> [Written problem] Locate all lines with the word "JSON". Copy them.

[Records contained in a dataset]
━━━━━━━━━━━━━━━━━━━━

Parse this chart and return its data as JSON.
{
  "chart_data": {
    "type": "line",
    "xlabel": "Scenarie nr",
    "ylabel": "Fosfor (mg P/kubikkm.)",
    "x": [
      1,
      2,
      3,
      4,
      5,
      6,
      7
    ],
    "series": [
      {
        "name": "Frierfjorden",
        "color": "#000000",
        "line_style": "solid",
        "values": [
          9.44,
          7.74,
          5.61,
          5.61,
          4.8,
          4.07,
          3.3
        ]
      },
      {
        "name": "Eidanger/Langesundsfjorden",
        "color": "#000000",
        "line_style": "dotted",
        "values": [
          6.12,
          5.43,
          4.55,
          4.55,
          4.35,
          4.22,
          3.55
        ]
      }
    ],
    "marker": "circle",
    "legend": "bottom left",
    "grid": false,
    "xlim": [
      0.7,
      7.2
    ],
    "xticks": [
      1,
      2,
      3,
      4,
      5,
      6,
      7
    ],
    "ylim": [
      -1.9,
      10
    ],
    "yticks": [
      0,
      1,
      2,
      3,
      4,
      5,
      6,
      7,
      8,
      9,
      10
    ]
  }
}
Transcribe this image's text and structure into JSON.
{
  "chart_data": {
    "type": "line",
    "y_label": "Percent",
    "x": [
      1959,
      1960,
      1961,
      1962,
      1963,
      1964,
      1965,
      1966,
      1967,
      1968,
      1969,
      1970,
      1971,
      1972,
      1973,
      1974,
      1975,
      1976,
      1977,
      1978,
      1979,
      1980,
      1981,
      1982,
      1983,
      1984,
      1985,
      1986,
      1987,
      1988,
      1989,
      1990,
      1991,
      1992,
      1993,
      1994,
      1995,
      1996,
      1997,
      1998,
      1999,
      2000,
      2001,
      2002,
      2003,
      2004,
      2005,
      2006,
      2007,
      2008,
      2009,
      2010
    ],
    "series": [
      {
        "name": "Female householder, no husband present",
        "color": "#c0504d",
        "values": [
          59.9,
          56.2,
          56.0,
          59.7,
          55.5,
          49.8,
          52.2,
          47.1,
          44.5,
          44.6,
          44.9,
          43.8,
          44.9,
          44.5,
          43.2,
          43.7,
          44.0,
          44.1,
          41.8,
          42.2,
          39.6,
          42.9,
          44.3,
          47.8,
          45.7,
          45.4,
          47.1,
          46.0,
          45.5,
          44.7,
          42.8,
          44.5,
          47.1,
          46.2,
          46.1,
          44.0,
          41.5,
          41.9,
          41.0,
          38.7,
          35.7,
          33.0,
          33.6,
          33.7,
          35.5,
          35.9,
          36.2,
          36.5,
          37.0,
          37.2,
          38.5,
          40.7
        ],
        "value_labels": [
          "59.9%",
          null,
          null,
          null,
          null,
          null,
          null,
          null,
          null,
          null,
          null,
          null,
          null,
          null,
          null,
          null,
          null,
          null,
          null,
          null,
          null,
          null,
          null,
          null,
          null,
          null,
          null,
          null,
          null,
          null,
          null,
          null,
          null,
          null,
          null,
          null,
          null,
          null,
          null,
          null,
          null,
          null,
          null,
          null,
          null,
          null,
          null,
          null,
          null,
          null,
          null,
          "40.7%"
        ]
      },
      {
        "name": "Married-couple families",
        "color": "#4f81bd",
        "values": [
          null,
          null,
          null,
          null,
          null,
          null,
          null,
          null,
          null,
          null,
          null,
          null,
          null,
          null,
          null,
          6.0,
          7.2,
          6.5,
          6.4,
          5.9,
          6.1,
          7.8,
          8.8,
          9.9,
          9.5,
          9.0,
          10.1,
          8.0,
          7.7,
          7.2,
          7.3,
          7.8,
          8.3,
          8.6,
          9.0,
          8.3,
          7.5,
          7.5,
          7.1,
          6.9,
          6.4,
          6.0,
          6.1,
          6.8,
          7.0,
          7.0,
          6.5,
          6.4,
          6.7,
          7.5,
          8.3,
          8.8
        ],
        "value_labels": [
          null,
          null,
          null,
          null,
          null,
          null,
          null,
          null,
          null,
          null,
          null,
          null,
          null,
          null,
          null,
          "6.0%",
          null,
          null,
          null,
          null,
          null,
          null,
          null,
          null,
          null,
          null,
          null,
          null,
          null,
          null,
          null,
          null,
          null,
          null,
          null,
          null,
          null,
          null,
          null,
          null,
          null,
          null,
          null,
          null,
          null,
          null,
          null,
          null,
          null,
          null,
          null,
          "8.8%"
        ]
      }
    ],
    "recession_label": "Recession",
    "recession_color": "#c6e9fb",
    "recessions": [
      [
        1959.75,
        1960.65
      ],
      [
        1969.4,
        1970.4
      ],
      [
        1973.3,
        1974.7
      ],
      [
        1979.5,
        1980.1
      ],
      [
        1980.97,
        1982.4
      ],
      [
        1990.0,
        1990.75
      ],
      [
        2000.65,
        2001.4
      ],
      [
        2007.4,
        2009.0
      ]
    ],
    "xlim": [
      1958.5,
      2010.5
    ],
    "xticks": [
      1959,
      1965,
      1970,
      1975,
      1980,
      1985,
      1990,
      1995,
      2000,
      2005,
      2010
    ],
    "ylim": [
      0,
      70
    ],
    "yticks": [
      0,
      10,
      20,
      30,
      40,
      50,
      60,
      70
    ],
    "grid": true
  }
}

━━━━━━━━━━━━━━━━━━━━

> [Result below]
Parse this chart and return its data as JSON.
Transcribe this image's text and structure into JSON.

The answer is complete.